Search the listing for the string "corpului". Copy every line that has it.
*** THE DATA ***
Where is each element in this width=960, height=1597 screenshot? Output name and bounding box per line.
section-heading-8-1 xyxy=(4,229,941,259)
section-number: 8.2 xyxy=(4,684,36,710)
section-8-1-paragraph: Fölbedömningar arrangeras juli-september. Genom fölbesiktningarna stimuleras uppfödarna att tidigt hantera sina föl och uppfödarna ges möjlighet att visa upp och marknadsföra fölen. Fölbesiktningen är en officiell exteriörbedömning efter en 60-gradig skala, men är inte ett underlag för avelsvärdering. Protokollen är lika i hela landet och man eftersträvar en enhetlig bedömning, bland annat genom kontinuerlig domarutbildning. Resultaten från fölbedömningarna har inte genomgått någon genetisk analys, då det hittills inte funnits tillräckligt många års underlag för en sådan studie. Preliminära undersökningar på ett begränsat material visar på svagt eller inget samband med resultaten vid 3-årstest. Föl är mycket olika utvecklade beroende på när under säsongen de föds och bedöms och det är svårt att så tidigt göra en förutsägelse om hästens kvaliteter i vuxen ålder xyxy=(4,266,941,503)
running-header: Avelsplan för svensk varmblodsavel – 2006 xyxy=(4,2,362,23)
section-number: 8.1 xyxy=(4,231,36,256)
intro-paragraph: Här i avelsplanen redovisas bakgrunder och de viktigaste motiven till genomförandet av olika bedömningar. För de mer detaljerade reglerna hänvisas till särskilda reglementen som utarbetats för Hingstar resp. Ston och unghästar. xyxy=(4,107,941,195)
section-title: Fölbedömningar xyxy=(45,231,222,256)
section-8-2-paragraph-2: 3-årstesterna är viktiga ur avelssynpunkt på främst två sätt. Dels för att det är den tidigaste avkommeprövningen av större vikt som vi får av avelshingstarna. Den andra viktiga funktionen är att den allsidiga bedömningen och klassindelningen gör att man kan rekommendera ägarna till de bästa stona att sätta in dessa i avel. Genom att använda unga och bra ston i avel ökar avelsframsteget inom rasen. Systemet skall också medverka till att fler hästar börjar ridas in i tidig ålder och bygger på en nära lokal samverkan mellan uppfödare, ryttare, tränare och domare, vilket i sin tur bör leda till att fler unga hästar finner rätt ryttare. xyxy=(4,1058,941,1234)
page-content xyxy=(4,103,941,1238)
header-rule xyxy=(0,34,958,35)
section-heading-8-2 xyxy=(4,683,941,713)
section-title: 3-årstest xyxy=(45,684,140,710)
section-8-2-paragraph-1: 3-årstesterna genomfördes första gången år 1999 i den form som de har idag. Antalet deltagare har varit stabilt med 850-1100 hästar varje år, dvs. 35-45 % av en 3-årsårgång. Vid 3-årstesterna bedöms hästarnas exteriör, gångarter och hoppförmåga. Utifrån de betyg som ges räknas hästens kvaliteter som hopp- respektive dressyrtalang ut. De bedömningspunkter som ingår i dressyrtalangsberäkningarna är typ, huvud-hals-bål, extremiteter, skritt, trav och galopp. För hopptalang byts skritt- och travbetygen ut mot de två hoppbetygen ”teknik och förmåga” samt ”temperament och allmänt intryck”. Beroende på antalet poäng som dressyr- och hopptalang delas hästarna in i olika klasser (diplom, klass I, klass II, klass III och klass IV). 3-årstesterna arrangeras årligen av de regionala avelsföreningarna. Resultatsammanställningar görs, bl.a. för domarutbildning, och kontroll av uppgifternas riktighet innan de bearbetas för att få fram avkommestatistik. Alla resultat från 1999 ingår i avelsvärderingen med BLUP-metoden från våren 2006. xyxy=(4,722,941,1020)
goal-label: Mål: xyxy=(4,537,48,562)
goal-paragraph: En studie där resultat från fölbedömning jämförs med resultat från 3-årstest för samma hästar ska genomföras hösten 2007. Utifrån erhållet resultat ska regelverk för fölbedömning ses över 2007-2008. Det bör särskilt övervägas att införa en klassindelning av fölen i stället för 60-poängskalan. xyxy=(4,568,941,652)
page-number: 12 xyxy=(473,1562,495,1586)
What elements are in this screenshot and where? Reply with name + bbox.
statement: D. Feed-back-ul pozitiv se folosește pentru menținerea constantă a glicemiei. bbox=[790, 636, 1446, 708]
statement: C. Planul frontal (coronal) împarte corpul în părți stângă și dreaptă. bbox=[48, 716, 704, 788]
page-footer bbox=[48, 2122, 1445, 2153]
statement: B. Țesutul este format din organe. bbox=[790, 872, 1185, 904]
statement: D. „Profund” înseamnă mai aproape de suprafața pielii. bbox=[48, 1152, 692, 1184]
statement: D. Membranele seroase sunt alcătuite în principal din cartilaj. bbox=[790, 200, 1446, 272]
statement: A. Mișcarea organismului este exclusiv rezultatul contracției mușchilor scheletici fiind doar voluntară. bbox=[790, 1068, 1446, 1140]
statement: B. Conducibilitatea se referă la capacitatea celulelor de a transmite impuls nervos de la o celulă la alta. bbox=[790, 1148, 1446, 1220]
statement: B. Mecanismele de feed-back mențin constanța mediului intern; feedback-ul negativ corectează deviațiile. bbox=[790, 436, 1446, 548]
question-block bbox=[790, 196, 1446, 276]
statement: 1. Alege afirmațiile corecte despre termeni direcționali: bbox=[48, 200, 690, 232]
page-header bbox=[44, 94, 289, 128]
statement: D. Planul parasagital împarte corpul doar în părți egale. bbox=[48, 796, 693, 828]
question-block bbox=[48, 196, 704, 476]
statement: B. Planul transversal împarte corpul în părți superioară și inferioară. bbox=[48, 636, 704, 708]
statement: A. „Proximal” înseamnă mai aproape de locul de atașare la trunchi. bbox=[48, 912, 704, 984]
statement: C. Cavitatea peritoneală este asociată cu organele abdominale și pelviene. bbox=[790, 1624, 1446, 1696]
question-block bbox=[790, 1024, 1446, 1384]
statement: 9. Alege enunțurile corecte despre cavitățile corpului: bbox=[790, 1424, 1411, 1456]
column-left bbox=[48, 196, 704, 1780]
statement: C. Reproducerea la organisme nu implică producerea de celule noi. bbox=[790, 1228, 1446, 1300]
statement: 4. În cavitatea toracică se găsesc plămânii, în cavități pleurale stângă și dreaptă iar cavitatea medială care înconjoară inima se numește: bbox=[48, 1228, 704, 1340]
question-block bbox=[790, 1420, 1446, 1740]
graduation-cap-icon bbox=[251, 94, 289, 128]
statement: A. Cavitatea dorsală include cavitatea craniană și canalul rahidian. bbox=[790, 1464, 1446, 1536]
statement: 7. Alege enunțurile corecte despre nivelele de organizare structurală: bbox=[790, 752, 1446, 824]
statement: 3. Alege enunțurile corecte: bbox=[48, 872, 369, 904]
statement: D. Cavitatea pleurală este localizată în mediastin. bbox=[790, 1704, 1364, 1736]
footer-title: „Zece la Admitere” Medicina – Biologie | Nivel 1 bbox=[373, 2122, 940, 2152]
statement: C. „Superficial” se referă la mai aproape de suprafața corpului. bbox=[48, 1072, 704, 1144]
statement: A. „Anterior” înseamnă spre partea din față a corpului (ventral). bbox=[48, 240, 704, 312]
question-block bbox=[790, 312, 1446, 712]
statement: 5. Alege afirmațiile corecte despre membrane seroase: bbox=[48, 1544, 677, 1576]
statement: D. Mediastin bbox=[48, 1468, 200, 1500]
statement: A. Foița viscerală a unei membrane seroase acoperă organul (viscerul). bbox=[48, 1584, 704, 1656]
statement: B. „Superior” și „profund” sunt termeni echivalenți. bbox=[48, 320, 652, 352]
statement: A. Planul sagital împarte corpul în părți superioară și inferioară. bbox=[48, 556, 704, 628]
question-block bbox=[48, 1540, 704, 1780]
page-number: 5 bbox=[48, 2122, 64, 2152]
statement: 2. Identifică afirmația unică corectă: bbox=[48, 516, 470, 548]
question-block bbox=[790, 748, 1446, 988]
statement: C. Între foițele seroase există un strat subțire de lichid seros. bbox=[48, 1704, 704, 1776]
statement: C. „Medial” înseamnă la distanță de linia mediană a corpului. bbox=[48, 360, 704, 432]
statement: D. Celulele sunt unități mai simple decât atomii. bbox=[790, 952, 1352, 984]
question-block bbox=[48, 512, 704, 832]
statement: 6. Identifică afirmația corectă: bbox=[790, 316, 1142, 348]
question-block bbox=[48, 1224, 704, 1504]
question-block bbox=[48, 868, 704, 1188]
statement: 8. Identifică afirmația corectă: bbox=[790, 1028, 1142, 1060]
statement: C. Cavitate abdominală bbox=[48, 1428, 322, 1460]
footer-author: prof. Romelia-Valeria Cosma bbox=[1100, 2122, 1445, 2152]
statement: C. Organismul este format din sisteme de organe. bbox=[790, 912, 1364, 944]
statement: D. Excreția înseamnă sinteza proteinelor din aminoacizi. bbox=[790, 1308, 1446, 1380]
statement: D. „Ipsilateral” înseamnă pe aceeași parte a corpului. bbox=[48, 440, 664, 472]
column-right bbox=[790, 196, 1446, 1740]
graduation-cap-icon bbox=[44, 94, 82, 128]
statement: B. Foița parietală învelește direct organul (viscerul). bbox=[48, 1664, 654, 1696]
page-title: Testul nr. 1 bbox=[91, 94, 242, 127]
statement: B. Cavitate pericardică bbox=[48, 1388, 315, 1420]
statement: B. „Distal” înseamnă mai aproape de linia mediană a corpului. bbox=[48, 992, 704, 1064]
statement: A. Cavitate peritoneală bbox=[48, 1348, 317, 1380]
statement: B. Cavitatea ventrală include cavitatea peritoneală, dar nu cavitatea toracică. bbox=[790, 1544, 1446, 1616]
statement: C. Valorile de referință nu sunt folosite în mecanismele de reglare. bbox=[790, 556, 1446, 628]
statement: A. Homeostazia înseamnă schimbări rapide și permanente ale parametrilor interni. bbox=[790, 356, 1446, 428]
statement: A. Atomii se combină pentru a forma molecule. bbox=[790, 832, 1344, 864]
*** End of THE DATA ***
OUTPUT BELOW:
statement: 9. Alege enunțurile corecte despre cavitățile corpului: bbox=[790, 1424, 1411, 1456]
statement: C. „Superficial” se referă la mai aproape de suprafața corpului. bbox=[48, 1072, 704, 1144]
statement: A. „Anterior” înseamnă spre partea din față a corpului (ventral). bbox=[48, 240, 704, 312]
statement: C. „Medial” înseamnă la distanță de linia mediană a corpului. bbox=[48, 360, 704, 432]
statement: D. „Ipsilateral” înseamnă pe aceeași parte a corpului. bbox=[48, 440, 664, 472]
statement: B. „Distal” înseamnă mai aproape de linia mediană a corpului. bbox=[48, 992, 704, 1064]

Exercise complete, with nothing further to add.